◆ Aim
Transcribe the entries below exactly; leave every image out.

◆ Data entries

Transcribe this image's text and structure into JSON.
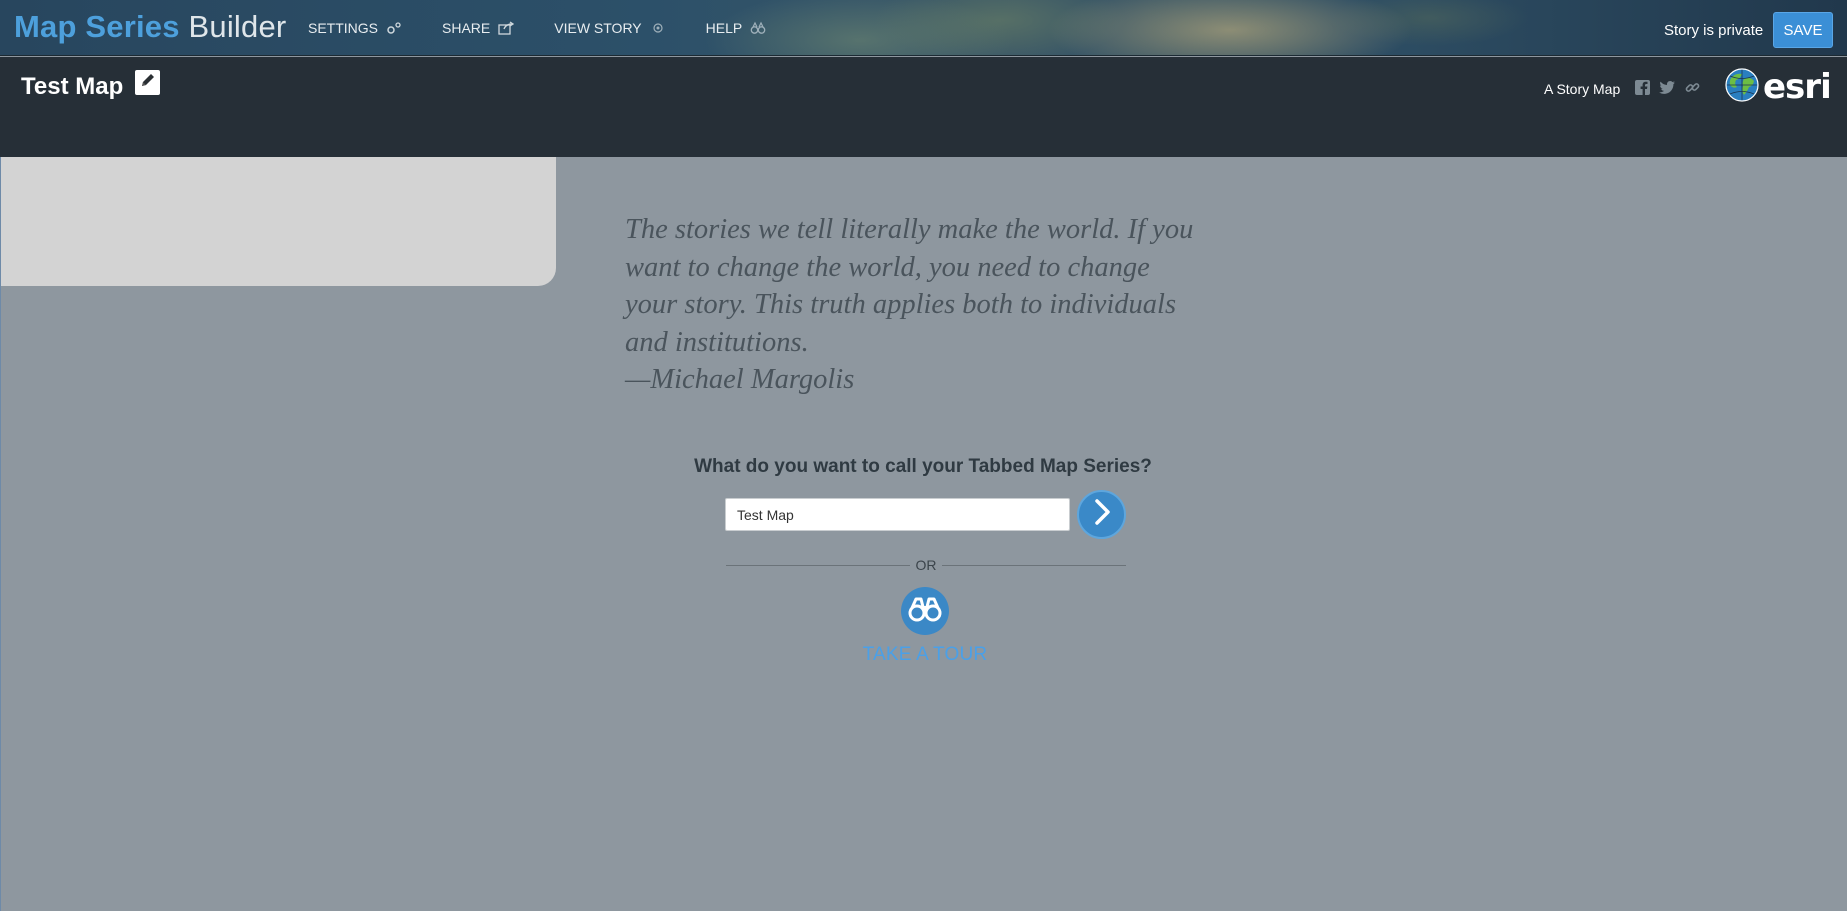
{
  "app": {
    "title_strong": "Map Series",
    "title_light": "Builder"
  },
  "nav": {
    "settings": "SETTINGS",
    "share": "SHARE",
    "view_story": "VIEW STORY",
    "help": "HELP"
  },
  "status": {
    "private_label": "Story is private",
    "save_label": "SAVE"
  },
  "header": {
    "story_title": "Test Map",
    "story_map_label": "A Story Map",
    "social_icons": [
      "facebook-icon",
      "twitter-icon",
      "link-icon"
    ],
    "logo_text": "esri"
  },
  "main": {
    "quote_lines": [
      "The stories we tell literally make the world. If you",
      "want to change the world, you need to change",
      "your story. This truth applies both to individuals",
      "and institutions."
    ],
    "quote_author": "—Michael Margolis",
    "prompt": "What do you want to call your Tabbed Map Series?",
    "title_input_value": "Test Map",
    "or_label": "OR",
    "tour_label": "TAKE A TOUR"
  },
  "colors": {
    "accent": "#3b8fd6",
    "title_blue": "#4da0dc",
    "header_bg": "#262f37",
    "main_bg": "#8e979f",
    "panel_bg": "#d3d3d3",
    "tour_link": "#4aa0e8"
  }
}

◆ Result below
Transcribe this image's text and structure into JSON.
{
  "app": {
    "title_strong": "Map Series",
    "title_light": "Builder"
  },
  "nav": {
    "settings": "SETTINGS",
    "share": "SHARE",
    "view_story": "VIEW STORY",
    "help": "HELP"
  },
  "status": {
    "private_label": "Story is private",
    "save_label": "SAVE"
  },
  "header": {
    "story_title": "Test Map",
    "story_map_label": "A Story Map",
    "social_icons": [
      "facebook-icon",
      "twitter-icon",
      "link-icon"
    ],
    "logo_text": "esri"
  },
  "main": {
    "quote_lines": [
      "The stories we tell literally make the world. If you",
      "want to change the world, you need to change",
      "your story. This truth applies both to individuals",
      "and institutions."
    ],
    "quote_author": "—Michael Margolis",
    "prompt": "What do you want to call your Tabbed Map Series?",
    "title_input_value": "Test Map",
    "or_label": "OR",
    "tour_label": "TAKE A TOUR"
  },
  "colors": {
    "accent": "#3b8fd6",
    "title_blue": "#4da0dc",
    "header_bg": "#262f37",
    "main_bg": "#8e979f",
    "panel_bg": "#d3d3d3",
    "tour_link": "#4aa0e8"
  }
}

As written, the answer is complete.